## begin Raw records
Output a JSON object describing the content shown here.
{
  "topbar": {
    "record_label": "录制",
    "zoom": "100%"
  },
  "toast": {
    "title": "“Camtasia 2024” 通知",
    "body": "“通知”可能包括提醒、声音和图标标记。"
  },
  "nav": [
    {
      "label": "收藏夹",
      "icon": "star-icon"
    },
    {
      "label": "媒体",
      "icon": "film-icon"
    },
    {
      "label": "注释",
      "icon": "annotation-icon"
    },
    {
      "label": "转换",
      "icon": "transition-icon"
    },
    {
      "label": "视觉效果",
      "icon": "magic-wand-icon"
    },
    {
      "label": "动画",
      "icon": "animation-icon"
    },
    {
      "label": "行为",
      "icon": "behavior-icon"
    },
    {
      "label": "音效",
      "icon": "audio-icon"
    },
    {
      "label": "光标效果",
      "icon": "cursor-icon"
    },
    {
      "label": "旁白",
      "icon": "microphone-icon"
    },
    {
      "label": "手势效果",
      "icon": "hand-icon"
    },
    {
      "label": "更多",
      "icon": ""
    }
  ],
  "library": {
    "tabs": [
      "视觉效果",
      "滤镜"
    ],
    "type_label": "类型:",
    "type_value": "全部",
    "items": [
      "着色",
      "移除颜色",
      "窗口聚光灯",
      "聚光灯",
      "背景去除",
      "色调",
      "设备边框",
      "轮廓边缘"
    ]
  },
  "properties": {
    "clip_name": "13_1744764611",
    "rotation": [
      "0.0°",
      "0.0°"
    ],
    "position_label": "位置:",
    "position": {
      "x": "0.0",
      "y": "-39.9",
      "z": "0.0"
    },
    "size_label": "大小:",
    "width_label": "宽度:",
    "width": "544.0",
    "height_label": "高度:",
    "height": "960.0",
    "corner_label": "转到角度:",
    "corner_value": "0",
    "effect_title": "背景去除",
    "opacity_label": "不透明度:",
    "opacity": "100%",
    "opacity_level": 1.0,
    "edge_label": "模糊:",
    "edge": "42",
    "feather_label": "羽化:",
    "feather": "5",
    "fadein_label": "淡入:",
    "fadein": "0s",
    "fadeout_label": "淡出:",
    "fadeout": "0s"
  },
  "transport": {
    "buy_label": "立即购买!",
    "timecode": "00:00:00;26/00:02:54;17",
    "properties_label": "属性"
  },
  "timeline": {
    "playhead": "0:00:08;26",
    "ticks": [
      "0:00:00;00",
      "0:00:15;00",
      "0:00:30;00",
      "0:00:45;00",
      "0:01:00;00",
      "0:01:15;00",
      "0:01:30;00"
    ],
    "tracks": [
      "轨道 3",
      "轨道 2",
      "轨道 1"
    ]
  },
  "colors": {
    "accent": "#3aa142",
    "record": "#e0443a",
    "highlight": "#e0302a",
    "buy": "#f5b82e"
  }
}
## end Raw records
## What you need to do
Where a line holds the string "icon", copy that line.

## Problem solution
      "icon": "star-icon"
      "icon": "film-icon"
      "icon": "annotation-icon"
      "icon": "transition-icon"
      "icon": "magic-wand-icon"
      "icon": "animation-icon"
      "icon": "behavior-icon"
      "icon": "audio-icon"
      "icon": "cursor-icon"
      "icon": "microphone-icon"
      "icon": "hand-icon"
      "icon": ""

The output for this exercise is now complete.